PROBLEM DETAILS
Drop the pictures, then extract the listing word for word.

EXERCISE INPUT
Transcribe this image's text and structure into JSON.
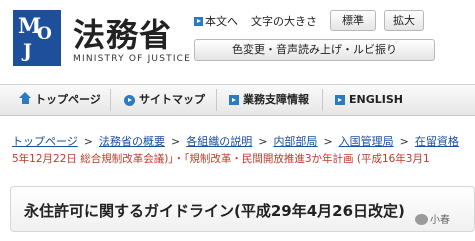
{
  "site": {
    "logo_letters": [
      "M",
      "O",
      "J"
    ],
    "title": "法務省",
    "subtitle": "MINISTRY OF JUSTICE"
  },
  "utility": {
    "english_link": "本文へ",
    "font_size_label": "文字の大きさ",
    "font_standard": "標準",
    "font_large": "拡大",
    "accessibility_button": "色変更・音声読み上げ・ルビ振り"
  },
  "nav": {
    "items": [
      {
        "label": "トップページ",
        "icon": "home-icon"
      },
      {
        "label": "サイトマップ",
        "icon": "arrow-circle-icon"
      },
      {
        "label": "業務支障情報",
        "icon": "arrow-square-icon"
      },
      {
        "label": "ENGLISH",
        "icon": "arrow-square-icon"
      }
    ]
  },
  "breadcrumb": {
    "items": [
      "トップページ",
      "法務省の概要",
      "各組織の説明",
      "内部部局",
      "入国管理局",
      "在留資格"
    ],
    "separator": ">"
  },
  "related_text": "5年12月22日 総合規制改革会議)」・「規制改革・民間開放推進3か年計画 (平成16年3月1",
  "page_title": "永住許可に関するガイドライン(平成29年4月26日改定)",
  "watermark": "小春",
  "colors": {
    "brand_blue": "#1d4f9a",
    "link_blue": "#1a4ea0",
    "icon_blue": "#2a7bbf",
    "related_red": "#c0392b"
  }
}
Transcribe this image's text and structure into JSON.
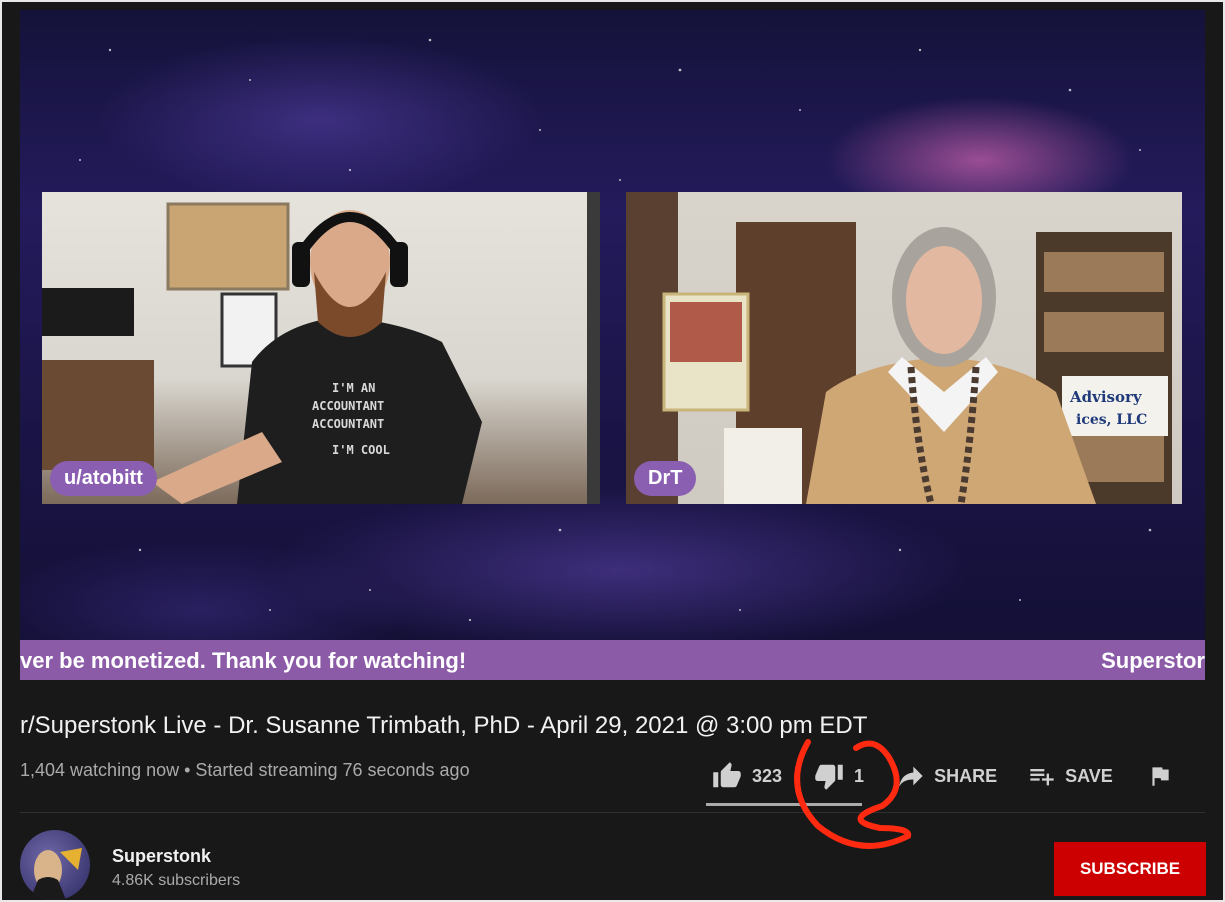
{
  "video": {
    "left_cam_label": "u/atobitt",
    "right_cam_label": "DrT",
    "banner_left": "ver be monetized. Thank you for watching!",
    "banner_right": "Superstor"
  },
  "info": {
    "title": "r/Superstonk Live - Dr. Susanne Trimbath, PhD - April 29, 2021 @ 3:00 pm EDT",
    "meta": "1,404 watching now • Started streaming 76 seconds ago"
  },
  "actions": {
    "like_count": "323",
    "dislike_count": "1",
    "share_label": "SHARE",
    "save_label": "SAVE",
    "like_ratio": 0.997
  },
  "channel": {
    "name": "Superstonk",
    "subscribers": "4.86K subscribers",
    "subscribe_label": "SUBSCRIBE"
  },
  "colors": {
    "subscribe": "#cc0000",
    "banner": "#8b5ba8",
    "annotation": "#ff2a10"
  },
  "icons": [
    "thumbs-up-icon",
    "thumbs-down-icon",
    "share-arrow-icon",
    "playlist-add-icon",
    "flag-icon"
  ]
}
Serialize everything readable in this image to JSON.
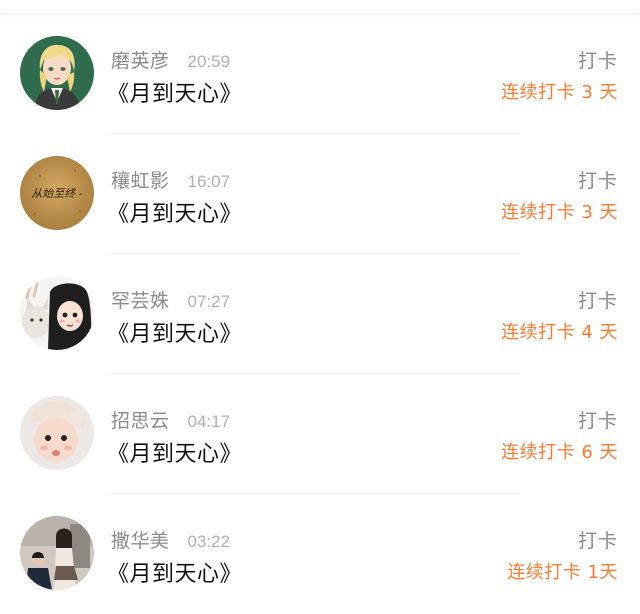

RESULT FOR THIS EXERCISE
Transcribe this image's text and structure into JSON.
{
  "site": {
    "logo_letters": [
      "M",
      "O",
      "J"
    ],
    "title": "法務省",
    "subtitle": "MINISTRY OF JUSTICE"
  },
  "utility": {
    "english_link": "本文へ",
    "font_size_label": "文字の大きさ",
    "font_standard": "標準",
    "font_large": "拡大",
    "accessibility_button": "色変更・音声読み上げ・ルビ振り"
  },
  "nav": {
    "items": [
      {
        "label": "トップページ",
        "icon": "home-icon"
      },
      {
        "label": "サイトマップ",
        "icon": "arrow-circle-icon"
      },
      {
        "label": "業務支障情報",
        "icon": "arrow-square-icon"
      },
      {
        "label": "ENGLISH",
        "icon": "arrow-square-icon"
      }
    ]
  },
  "breadcrumb": {
    "items": [
      "トップページ",
      "法務省の概要",
      "各組織の説明",
      "内部部局",
      "入国管理局",
      "在留資格"
    ],
    "separator": ">"
  },
  "related_text": "5年12月22日 総合規制改革会議)」・「規制改革・民間開放推進3か年計画 (平成16年3月1",
  "page_title": "永住許可に関するガイドライン(平成29年4月26日改定)",
  "watermark": "小春",
  "colors": {
    "brand_blue": "#1d4f9a",
    "link_blue": "#1a4ea0",
    "icon_blue": "#2a7bbf",
    "related_red": "#c0392b"
  }
}
Transcribe this image's text and structure into JSON.
{
  "video": {
    "left_cam_label": "u/atobitt",
    "right_cam_label": "DrT",
    "banner_left": "ver be monetized. Thank you for watching!",
    "banner_right": "Superstor"
  },
  "info": {
    "title": "r/Superstonk Live - Dr. Susanne Trimbath, PhD - April 29, 2021 @ 3:00 pm EDT",
    "meta": "1,404 watching now • Started streaming 76 seconds ago"
  },
  "actions": {
    "like_count": "323",
    "dislike_count": "1",
    "share_label": "SHARE",
    "save_label": "SAVE",
    "like_ratio": 0.997
  },
  "channel": {
    "name": "Superstonk",
    "subscribers": "4.86K subscribers",
    "subscribe_label": "SUBSCRIBE"
  },
  "colors": {
    "subscribe": "#cc0000",
    "banner": "#8b5ba8",
    "annotation": "#ff2a10"
  },
  "icons": [
    "thumbs-up-icon",
    "thumbs-down-icon",
    "share-arrow-icon",
    "playlist-add-icon",
    "flag-icon"
  ]
}
Serialize everything readable in this image to JSON.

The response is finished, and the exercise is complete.